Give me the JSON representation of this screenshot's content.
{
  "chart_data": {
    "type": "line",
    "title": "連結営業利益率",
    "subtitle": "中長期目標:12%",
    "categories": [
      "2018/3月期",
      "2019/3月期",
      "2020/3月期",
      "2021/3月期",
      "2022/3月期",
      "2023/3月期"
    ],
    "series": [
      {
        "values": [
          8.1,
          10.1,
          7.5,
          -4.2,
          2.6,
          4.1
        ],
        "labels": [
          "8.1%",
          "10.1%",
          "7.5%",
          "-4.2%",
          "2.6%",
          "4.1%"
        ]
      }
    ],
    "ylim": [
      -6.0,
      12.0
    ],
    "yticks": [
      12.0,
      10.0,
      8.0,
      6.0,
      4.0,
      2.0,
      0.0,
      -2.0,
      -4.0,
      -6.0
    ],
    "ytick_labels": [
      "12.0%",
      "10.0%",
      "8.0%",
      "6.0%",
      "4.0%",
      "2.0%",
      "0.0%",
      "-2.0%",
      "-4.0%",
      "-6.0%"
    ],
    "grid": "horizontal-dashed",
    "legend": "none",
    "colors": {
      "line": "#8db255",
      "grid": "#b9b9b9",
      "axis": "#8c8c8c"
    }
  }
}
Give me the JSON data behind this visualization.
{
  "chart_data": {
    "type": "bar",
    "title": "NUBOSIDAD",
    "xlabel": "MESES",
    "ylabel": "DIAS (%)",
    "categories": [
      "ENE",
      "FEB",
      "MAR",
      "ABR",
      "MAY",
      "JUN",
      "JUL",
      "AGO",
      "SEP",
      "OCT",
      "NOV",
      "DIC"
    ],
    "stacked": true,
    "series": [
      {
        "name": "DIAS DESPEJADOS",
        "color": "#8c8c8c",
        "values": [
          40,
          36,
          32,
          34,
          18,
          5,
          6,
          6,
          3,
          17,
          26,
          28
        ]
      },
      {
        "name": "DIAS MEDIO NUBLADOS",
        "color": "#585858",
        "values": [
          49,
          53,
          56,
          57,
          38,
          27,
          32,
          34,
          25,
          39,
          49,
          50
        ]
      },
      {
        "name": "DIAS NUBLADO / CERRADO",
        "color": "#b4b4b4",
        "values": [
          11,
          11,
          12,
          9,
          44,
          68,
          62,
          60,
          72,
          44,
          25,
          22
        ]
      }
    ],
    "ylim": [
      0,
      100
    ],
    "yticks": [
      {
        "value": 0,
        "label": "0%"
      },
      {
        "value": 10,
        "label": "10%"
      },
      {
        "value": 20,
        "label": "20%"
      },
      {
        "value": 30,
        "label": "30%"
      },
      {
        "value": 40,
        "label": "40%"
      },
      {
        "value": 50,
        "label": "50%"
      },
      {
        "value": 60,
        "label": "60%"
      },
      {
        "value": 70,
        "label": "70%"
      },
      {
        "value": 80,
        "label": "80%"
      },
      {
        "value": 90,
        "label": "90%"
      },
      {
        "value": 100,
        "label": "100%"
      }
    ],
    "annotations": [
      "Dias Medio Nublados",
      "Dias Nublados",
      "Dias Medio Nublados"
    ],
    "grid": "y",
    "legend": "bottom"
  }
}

+--

WHAT NEEDS TO BE DONE
Print back all the lines verbatim.

RESPONSE TO THIS EXERCISE
Give me the JSON representation of this screenshot's content.
{
  "chart_data": {
    "type": "line",
    "title": "連結営業利益率",
    "subtitle": "中長期目標:12%",
    "categories": [
      "2018/3月期",
      "2019/3月期",
      "2020/3月期",
      "2021/3月期",
      "2022/3月期",
      "2023/3月期"
    ],
    "series": [
      {
        "values": [
          8.1,
          10.1,
          7.5,
          -4.2,
          2.6,
          4.1
        ],
        "labels": [
          "8.1%",
          "10.1%",
          "7.5%",
          "-4.2%",
          "2.6%",
          "4.1%"
        ]
      }
    ],
    "ylim": [
      -6.0,
      12.0
    ],
    "yticks": [
      12.0,
      10.0,
      8.0,
      6.0,
      4.0,
      2.0,
      0.0,
      -2.0,
      -4.0,
      -6.0
    ],
    "ytick_labels": [
      "12.0%",
      "10.0%",
      "8.0%",
      "6.0%",
      "4.0%",
      "2.0%",
      "0.0%",
      "-2.0%",
      "-4.0%",
      "-6.0%"
    ],
    "grid": "horizontal-dashed",
    "legend": "none",
    "colors": {
      "line": "#8db255",
      "grid": "#b9b9b9",
      "axis": "#8c8c8c"
    }
  }
}
Give me the JSON data behind this visualization.
{
  "chart_data": {
    "type": "bar",
    "title": "NUBOSIDAD",
    "xlabel": "MESES",
    "ylabel": "DIAS (%)",
    "categories": [
      "ENE",
      "FEB",
      "MAR",
      "ABR",
      "MAY",
      "JUN",
      "JUL",
      "AGO",
      "SEP",
      "OCT",
      "NOV",
      "DIC"
    ],
    "stacked": true,
    "series": [
      {
        "name": "DIAS DESPEJADOS",
        "color": "#8c8c8c",
        "values": [
          40,
          36,
          32,
          34,
          18,
          5,
          6,
          6,
          3,
          17,
          26,
          28
        ]
      },
      {
        "name": "DIAS MEDIO NUBLADOS",
        "color": "#585858",
        "values": [
          49,
          53,
          56,
          57,
          38,
          27,
          32,
          34,
          25,
          39,
          49,
          50
        ]
      },
      {
        "name": "DIAS NUBLADO / CERRADO",
        "color": "#b4b4b4",
        "values": [
          11,
          11,
          12,
          9,
          44,
          68,
          62,
          60,
          72,
          44,
          25,
          22
        ]
      }
    ],
    "ylim": [
      0,
      100
    ],
    "yticks": [
      {
        "value": 0,
        "label": "0%"
      },
      {
        "value": 10,
        "label": "10%"
      },
      {
        "value": 20,
        "label": "20%"
      },
      {
        "value": 30,
        "label": "30%"
      },
      {
        "value": 40,
        "label": "40%"
      },
      {
        "value": 50,
        "label": "50%"
      },
      {
        "value": 60,
        "label": "60%"
      },
      {
        "value": 70,
        "label": "70%"
      },
      {
        "value": 80,
        "label": "80%"
      },
      {
        "value": 90,
        "label": "90%"
      },
      {
        "value": 100,
        "label": "100%"
      }
    ],
    "annotations": [
      "Dias Medio Nublados",
      "Dias Nublados",
      "Dias Medio Nublados"
    ],
    "grid": "y",
    "legend": "bottom"
  }
}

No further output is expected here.